Find the word "text" in the data. Return every line where it appears.

-=-=-

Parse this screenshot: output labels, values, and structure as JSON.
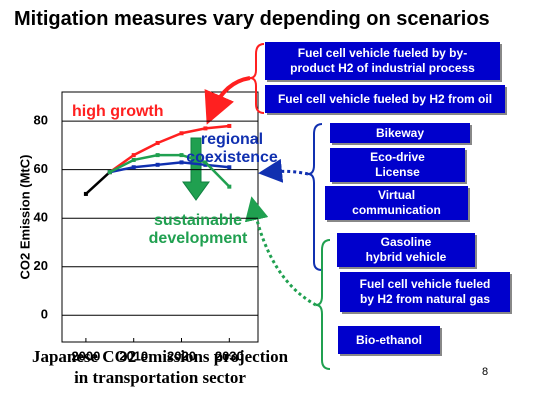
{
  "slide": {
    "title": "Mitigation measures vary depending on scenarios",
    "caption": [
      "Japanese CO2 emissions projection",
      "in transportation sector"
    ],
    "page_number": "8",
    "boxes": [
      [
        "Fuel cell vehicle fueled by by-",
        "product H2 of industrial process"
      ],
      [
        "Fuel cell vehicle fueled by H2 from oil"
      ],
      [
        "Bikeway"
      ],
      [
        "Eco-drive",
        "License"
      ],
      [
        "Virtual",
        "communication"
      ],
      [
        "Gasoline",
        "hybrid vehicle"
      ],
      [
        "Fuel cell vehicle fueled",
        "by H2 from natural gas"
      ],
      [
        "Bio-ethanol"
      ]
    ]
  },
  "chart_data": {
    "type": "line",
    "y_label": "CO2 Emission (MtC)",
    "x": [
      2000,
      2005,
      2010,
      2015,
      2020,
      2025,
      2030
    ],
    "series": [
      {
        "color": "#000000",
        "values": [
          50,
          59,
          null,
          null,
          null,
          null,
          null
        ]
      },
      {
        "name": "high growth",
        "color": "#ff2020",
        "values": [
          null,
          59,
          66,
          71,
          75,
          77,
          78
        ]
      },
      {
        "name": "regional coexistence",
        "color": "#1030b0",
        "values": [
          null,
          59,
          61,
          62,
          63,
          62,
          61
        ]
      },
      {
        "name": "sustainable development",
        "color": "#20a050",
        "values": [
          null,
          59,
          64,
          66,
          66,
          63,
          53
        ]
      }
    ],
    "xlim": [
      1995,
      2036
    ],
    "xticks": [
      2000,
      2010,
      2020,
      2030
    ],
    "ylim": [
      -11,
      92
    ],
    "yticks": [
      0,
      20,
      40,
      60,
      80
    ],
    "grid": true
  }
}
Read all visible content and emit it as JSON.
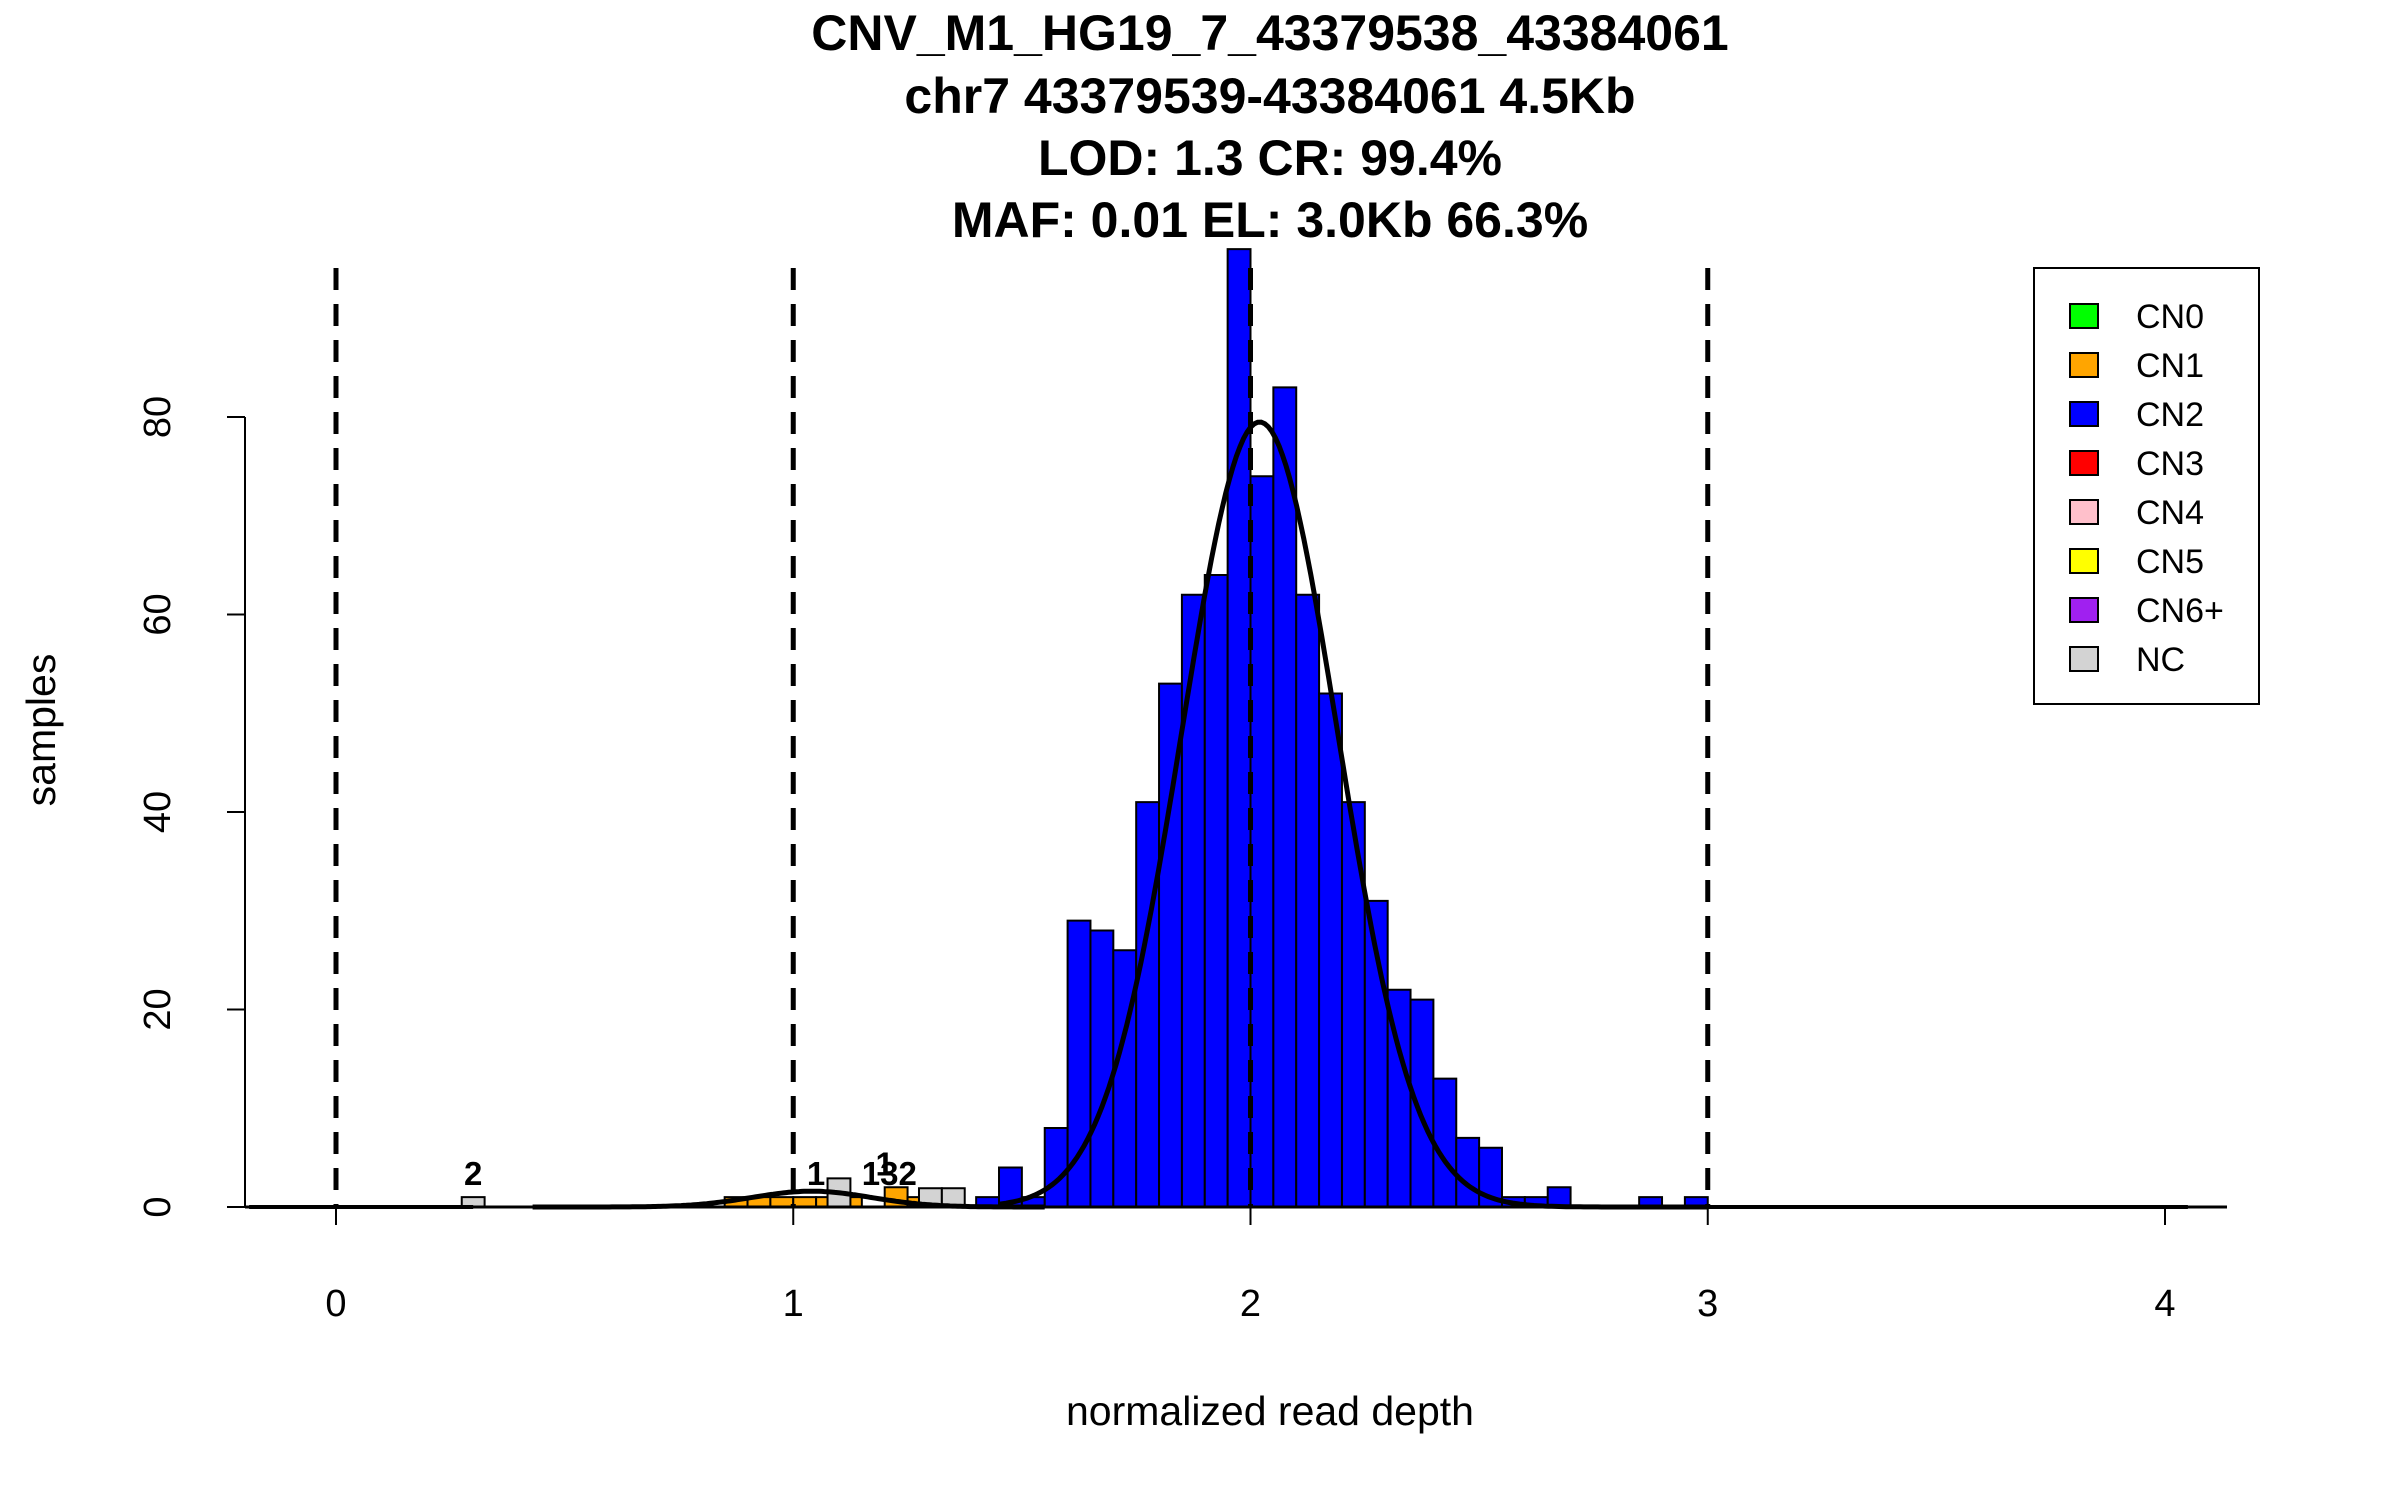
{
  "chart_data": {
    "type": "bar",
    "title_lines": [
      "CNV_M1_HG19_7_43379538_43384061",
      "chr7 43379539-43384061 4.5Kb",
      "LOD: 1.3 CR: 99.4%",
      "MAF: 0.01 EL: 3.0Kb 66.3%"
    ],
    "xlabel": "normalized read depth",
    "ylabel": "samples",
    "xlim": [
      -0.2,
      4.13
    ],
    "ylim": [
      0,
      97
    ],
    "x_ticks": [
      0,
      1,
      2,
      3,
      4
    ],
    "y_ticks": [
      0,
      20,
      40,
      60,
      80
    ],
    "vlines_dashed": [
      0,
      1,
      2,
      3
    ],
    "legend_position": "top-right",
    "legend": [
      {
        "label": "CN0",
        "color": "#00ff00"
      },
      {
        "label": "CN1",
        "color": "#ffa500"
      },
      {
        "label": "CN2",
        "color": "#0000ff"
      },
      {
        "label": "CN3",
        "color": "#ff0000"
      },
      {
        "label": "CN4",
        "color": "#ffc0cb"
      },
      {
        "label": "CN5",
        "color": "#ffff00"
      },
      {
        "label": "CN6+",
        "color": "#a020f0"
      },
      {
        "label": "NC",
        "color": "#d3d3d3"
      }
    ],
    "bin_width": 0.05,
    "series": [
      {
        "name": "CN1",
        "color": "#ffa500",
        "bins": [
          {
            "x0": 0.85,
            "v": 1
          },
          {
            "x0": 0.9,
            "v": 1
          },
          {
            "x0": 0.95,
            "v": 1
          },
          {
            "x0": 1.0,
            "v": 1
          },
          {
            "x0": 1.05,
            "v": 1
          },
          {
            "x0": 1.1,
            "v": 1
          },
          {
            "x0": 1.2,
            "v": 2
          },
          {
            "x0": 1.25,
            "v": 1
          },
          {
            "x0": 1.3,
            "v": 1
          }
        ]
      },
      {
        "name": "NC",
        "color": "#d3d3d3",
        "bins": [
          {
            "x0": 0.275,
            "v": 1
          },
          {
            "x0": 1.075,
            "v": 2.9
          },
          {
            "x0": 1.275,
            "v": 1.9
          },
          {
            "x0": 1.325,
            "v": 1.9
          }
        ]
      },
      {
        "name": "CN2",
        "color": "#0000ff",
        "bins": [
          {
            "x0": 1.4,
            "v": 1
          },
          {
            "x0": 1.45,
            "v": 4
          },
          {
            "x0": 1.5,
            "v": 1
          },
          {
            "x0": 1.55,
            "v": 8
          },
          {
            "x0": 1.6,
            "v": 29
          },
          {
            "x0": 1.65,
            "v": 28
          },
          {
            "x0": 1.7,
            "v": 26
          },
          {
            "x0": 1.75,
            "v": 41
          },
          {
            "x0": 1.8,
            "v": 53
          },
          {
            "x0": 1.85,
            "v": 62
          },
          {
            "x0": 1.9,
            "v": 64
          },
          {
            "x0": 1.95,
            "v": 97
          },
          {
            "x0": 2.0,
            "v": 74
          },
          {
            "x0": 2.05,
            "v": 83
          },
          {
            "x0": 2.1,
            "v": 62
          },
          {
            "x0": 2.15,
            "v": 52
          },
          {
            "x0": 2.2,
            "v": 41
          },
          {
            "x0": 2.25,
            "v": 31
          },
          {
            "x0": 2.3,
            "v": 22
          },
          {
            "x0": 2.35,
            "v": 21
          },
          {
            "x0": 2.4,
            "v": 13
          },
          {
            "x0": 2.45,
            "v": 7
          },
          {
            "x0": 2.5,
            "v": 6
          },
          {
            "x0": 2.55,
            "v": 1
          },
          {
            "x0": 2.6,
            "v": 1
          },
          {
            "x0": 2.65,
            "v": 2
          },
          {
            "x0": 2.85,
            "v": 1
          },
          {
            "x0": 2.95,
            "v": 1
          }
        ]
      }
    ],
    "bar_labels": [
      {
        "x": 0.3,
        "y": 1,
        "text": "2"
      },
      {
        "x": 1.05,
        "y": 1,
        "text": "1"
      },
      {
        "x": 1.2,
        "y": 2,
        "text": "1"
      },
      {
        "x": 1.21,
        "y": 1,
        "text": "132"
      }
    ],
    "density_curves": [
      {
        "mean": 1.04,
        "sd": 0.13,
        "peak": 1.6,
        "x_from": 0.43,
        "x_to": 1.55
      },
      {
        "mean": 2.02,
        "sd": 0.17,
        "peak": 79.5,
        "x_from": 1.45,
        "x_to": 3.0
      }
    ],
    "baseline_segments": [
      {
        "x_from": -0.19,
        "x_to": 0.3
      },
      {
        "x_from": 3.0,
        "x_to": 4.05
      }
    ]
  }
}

-=-=-

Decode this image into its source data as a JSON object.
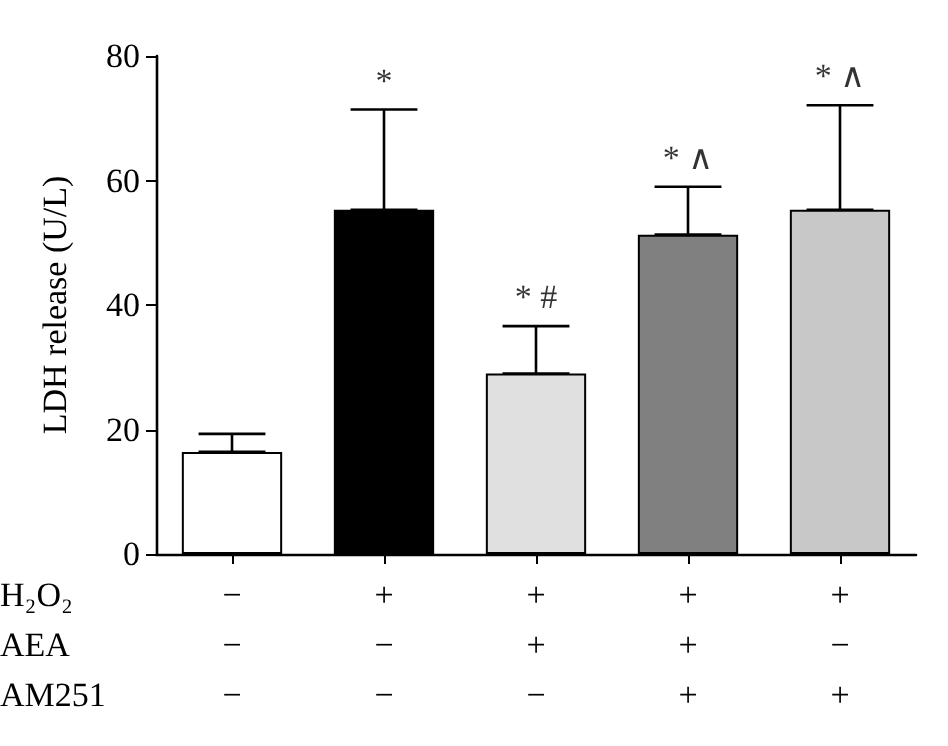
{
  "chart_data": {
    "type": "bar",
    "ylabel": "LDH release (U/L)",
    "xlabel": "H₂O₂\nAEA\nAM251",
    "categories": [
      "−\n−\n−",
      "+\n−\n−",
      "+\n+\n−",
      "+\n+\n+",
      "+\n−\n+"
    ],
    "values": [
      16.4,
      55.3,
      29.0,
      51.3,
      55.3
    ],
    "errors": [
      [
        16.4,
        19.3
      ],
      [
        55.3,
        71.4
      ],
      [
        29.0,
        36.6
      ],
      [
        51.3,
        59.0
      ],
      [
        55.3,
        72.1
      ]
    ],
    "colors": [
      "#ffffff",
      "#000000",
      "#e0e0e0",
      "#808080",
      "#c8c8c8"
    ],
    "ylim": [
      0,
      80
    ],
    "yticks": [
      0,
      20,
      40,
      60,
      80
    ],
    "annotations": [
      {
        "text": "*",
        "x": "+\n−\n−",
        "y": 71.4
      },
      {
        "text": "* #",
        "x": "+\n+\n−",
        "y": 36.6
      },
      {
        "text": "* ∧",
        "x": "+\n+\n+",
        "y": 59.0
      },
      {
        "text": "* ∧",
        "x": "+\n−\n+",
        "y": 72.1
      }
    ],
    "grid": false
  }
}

-=-=-

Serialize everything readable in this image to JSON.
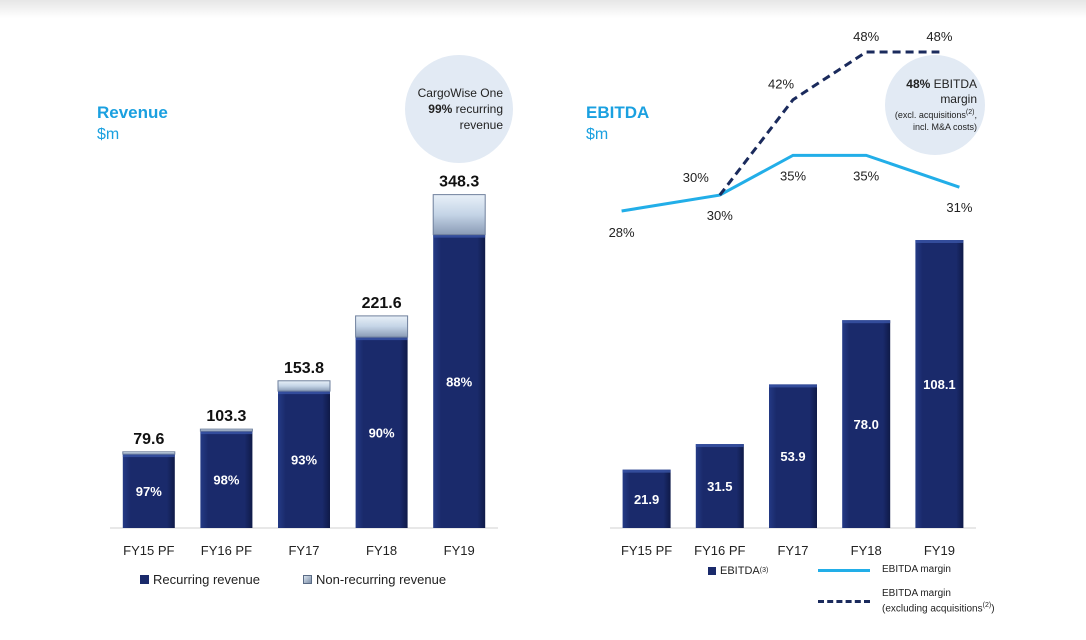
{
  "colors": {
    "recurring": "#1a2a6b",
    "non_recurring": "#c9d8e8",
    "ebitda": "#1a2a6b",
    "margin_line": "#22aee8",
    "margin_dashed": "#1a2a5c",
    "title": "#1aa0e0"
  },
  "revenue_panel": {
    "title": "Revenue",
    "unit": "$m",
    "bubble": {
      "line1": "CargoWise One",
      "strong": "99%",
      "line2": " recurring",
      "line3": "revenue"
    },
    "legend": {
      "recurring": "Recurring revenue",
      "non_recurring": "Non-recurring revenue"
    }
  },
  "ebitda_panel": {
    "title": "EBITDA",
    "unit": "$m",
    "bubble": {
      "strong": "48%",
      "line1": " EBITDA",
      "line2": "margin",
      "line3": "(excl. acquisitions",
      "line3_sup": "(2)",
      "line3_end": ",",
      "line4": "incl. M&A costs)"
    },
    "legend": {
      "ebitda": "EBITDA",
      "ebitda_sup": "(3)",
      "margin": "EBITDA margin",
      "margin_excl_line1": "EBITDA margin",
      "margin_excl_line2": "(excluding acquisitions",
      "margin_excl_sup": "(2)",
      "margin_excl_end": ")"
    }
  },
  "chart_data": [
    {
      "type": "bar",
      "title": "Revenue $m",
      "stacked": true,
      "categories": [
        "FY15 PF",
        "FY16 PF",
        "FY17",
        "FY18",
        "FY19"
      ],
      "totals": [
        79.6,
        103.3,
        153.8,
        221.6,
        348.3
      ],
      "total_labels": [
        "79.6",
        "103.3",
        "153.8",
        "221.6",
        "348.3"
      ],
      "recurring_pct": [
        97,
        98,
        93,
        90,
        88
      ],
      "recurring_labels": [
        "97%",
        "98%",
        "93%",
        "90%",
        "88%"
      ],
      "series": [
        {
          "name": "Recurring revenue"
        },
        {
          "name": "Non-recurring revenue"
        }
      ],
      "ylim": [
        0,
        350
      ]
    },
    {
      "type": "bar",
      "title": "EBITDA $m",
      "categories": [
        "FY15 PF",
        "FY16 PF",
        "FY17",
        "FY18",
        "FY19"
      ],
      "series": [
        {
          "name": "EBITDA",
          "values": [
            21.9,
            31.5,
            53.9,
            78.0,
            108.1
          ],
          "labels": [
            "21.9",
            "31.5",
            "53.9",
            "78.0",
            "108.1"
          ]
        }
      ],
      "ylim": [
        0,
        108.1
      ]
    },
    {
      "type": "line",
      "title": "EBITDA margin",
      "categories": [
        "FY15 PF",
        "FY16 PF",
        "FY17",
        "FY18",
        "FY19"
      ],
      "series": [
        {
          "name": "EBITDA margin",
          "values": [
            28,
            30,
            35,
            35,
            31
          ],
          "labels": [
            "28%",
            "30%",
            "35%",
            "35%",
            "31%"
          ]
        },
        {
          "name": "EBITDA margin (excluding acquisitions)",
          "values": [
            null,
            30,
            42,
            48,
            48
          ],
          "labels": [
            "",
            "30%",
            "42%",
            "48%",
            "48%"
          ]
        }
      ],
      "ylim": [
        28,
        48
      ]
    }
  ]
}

-=-=-

WRITTEN RESPONSE:
        "text": "2"
        "text": "1"
        "text": "1"
        "text": "132"
        "text": "*",
        "text": "* #",
        "text": "* ∧",
        "text": "* ∧",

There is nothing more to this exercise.